## What you should do
Pick out all lines with the word "Physical" from the records that follow.

## Task input
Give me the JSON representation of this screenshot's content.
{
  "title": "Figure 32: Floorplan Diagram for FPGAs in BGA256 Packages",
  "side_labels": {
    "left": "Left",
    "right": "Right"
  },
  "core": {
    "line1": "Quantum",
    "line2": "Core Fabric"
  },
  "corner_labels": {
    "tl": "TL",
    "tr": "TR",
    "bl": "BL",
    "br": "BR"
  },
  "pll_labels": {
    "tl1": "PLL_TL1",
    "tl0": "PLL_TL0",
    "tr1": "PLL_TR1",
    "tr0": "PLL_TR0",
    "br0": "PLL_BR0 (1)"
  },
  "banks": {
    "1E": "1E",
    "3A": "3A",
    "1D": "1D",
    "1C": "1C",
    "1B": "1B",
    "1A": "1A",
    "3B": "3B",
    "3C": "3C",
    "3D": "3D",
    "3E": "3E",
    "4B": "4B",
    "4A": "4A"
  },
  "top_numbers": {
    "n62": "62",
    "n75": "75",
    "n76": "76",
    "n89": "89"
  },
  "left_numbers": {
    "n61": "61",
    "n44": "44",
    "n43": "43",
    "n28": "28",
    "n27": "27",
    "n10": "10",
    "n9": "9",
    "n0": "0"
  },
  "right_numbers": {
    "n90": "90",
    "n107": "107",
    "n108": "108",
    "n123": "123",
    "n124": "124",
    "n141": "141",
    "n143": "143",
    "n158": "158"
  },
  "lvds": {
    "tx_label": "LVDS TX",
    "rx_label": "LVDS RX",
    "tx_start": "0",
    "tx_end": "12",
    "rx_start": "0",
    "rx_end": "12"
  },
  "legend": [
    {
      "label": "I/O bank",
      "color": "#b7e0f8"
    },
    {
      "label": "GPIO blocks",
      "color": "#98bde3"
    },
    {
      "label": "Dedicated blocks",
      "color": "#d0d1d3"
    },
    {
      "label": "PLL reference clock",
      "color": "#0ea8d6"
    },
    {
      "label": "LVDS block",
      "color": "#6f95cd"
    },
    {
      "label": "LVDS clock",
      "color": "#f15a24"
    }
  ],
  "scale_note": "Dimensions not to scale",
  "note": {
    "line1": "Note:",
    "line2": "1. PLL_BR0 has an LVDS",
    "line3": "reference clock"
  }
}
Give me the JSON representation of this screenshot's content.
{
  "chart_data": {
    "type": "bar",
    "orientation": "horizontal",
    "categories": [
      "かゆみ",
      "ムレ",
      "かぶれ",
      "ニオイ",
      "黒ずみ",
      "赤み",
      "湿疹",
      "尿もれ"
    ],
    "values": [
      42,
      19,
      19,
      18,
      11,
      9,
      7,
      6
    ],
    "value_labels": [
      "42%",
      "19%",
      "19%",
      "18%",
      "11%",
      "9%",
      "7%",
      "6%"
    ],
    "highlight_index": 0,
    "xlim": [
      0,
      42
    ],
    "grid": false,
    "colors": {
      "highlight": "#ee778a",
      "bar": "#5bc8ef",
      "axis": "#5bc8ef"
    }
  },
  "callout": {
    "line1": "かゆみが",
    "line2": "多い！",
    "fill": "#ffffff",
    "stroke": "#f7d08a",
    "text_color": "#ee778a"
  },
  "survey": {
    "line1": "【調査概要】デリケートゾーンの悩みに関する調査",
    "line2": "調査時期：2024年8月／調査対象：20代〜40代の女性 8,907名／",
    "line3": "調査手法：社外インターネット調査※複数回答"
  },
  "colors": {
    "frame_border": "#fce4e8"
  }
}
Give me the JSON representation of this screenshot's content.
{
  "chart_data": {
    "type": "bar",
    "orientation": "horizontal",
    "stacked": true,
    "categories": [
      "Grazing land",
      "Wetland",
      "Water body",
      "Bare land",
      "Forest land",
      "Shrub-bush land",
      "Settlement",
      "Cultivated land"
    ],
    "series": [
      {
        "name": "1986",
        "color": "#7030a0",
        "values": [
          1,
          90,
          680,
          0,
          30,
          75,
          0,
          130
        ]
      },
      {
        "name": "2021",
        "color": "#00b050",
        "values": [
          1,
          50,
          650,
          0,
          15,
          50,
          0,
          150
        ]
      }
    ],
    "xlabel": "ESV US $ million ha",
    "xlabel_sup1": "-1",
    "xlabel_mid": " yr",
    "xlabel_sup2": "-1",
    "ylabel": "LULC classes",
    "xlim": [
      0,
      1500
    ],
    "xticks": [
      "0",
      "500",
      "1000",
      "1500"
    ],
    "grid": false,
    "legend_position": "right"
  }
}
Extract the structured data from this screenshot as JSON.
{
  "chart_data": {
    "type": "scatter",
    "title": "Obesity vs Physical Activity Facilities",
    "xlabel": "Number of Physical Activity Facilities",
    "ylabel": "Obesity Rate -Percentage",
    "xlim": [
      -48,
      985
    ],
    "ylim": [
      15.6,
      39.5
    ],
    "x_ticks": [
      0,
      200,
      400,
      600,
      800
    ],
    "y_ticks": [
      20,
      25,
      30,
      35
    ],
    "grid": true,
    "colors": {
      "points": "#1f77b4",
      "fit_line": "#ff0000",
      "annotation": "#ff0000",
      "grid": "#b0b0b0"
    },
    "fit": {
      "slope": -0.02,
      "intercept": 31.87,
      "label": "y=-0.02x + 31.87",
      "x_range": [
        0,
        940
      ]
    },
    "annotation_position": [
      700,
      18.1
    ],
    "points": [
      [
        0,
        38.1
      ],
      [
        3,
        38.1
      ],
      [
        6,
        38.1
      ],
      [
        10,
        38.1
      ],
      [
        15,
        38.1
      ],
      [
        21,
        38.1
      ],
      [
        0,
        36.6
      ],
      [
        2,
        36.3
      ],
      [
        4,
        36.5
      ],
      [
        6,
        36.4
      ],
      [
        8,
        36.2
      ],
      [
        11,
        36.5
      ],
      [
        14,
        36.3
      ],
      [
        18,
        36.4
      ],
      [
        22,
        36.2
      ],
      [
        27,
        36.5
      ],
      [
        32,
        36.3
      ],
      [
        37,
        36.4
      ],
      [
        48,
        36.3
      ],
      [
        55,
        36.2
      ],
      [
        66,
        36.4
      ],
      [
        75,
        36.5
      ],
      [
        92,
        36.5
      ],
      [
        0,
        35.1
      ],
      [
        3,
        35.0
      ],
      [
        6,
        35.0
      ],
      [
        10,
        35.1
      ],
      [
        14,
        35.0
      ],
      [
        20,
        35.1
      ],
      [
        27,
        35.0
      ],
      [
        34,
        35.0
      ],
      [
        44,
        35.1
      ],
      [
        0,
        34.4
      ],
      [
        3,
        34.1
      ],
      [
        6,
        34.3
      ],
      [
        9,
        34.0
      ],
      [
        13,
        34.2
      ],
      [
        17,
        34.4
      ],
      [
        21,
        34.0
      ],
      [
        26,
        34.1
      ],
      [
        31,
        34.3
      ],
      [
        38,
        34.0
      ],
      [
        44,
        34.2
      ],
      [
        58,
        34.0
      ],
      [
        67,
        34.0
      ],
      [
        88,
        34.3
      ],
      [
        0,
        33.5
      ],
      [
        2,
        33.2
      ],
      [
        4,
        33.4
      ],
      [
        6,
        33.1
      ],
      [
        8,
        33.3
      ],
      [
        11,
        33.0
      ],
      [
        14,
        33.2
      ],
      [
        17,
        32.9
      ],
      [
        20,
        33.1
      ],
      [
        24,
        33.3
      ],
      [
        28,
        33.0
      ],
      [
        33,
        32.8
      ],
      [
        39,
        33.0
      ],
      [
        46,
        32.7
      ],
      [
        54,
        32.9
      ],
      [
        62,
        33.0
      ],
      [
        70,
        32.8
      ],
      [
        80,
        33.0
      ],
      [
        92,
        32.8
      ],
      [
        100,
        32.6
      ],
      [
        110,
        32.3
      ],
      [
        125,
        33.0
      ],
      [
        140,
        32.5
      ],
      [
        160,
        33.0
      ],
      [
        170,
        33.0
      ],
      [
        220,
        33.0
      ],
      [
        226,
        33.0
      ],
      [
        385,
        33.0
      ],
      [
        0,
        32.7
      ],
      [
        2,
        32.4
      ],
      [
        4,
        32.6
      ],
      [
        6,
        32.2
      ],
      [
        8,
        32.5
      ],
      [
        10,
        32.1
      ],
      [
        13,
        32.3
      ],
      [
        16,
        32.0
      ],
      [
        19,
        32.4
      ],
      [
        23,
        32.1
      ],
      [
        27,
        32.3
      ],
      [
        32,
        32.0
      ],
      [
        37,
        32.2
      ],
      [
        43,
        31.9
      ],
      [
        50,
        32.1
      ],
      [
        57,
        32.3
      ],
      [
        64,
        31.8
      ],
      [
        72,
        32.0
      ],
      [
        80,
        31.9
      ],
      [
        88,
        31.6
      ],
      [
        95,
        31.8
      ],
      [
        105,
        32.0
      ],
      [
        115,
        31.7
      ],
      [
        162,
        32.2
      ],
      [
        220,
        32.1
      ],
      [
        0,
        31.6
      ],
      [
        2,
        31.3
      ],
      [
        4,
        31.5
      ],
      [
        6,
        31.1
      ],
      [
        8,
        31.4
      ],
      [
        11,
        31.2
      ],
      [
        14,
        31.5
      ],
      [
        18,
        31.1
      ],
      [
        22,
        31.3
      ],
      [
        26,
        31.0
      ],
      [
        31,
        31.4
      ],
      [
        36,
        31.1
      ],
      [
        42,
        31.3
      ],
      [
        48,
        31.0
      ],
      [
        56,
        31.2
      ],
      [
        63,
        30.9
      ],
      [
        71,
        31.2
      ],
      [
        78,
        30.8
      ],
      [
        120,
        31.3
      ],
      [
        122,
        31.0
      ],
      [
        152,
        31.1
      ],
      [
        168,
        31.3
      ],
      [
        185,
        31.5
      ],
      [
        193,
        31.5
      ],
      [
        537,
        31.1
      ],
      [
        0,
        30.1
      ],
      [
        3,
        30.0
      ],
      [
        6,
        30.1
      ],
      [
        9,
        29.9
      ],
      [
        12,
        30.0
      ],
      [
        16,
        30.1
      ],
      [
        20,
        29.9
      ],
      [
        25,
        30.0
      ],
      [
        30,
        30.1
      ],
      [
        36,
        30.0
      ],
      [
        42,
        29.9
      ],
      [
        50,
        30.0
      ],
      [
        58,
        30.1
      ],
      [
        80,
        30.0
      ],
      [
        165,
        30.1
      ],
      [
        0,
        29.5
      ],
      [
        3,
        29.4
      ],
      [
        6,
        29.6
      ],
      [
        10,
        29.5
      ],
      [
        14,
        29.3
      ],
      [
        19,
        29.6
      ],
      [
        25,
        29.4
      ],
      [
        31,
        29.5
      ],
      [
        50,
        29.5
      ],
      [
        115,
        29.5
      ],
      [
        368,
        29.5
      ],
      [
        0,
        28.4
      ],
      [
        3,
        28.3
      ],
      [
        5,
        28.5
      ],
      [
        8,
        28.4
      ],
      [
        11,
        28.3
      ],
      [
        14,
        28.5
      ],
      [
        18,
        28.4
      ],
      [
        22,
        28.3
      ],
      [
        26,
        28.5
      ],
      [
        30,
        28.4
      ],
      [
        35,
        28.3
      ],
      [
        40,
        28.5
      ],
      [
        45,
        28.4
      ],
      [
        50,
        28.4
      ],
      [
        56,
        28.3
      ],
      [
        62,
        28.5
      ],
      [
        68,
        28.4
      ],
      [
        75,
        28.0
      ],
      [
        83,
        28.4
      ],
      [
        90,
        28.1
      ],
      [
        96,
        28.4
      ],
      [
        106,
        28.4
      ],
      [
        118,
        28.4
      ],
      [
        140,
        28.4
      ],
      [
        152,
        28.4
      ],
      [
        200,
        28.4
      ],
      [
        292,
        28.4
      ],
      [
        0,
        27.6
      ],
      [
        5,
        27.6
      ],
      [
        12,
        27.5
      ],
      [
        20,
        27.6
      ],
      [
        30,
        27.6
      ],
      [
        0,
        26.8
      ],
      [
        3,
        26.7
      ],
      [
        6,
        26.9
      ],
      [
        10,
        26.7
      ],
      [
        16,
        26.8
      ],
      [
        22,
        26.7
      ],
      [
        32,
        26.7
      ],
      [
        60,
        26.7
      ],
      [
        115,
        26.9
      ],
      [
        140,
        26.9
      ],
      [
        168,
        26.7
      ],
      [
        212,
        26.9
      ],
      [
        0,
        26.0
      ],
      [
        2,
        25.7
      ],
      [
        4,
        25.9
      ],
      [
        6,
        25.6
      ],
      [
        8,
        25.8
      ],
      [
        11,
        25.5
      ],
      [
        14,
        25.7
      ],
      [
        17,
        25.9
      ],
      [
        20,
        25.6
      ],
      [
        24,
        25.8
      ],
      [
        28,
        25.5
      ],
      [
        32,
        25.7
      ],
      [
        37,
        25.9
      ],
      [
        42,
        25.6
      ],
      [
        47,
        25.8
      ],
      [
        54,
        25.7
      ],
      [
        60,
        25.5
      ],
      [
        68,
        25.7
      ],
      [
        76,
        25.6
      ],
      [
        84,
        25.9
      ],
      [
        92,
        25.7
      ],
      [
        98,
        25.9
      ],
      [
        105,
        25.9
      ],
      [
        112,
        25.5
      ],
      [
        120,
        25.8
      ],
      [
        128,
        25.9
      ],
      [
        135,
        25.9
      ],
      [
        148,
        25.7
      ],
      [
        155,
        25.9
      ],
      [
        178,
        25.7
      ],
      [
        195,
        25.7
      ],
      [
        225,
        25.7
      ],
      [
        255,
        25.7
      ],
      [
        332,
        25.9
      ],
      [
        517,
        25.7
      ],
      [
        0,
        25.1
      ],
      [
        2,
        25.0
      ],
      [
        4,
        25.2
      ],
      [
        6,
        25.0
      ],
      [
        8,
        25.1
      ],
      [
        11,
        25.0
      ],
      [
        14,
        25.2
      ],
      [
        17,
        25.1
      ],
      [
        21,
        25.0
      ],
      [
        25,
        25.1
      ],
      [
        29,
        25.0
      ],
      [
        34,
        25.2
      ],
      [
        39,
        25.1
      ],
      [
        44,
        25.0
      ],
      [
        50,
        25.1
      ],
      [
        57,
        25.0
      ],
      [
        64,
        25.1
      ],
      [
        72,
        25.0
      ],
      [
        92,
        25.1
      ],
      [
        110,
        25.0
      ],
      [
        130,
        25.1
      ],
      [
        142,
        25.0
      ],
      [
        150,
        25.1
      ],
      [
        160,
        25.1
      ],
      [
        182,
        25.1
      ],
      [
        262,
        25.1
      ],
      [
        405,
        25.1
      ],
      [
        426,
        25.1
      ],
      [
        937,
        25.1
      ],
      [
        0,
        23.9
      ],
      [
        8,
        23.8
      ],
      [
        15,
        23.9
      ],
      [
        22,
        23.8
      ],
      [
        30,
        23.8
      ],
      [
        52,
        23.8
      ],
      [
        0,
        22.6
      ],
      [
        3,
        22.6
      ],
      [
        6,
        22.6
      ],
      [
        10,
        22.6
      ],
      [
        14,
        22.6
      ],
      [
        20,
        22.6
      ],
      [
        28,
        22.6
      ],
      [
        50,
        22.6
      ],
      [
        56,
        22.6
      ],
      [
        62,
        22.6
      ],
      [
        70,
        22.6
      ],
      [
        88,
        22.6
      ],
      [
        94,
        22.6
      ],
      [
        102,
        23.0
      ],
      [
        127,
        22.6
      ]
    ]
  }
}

## Expected answer
    "title": "Obesity vs Physical Activity Facilities",
    "xlabel": "Number of Physical Activity Facilities",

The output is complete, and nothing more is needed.